Output the data below in full, byte for byte. Nothing may differ.

**Entries:**

+--

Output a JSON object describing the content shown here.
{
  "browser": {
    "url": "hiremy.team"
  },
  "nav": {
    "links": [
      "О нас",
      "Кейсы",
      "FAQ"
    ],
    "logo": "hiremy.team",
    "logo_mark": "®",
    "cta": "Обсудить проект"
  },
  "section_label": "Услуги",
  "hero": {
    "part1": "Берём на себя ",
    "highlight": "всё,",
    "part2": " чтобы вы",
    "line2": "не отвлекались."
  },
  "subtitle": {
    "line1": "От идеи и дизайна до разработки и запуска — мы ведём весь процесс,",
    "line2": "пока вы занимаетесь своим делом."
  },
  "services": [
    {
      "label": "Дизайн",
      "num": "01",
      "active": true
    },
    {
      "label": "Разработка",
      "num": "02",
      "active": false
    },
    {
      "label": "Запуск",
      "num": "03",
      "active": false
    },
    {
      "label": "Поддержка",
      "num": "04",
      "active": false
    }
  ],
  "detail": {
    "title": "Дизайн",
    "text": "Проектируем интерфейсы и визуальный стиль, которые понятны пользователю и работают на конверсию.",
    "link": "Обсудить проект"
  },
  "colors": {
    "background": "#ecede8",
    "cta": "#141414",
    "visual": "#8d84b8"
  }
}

+--

**Solution for this problem:**
Output a JSON object describing the content shown here.
{
  "browser": {
    "url": "hiremy.team"
  },
  "nav": {
    "links": [
      "О нас",
      "Кейсы",
      "FAQ"
    ],
    "logo": "hiremy.team",
    "logo_mark": "®",
    "cta": "Обсудить проект"
  },
  "section_label": "Услуги",
  "hero": {
    "part1": "Берём на себя ",
    "highlight": "всё,",
    "part2": " чтобы вы",
    "line2": "не отвлекались."
  },
  "subtitle": {
    "line1": "От идеи и дизайна до разработки и запуска — мы ведём весь процесс,",
    "line2": "пока вы занимаетесь своим делом."
  },
  "services": [
    {
      "label": "Дизайн",
      "num": "01",
      "active": true
    },
    {
      "label": "Разработка",
      "num": "02",
      "active": false
    },
    {
      "label": "Запуск",
      "num": "03",
      "active": false
    },
    {
      "label": "Поддержка",
      "num": "04",
      "active": false
    }
  ],
  "detail": {
    "title": "Дизайн",
    "text": "Проектируем интерфейсы и визуальный стиль, которые понятны пользователю и работают на конверсию.",
    "link": "Обсудить проект"
  },
  "colors": {
    "background": "#ecede8",
    "cta": "#141414",
    "visual": "#8d84b8"
  }
}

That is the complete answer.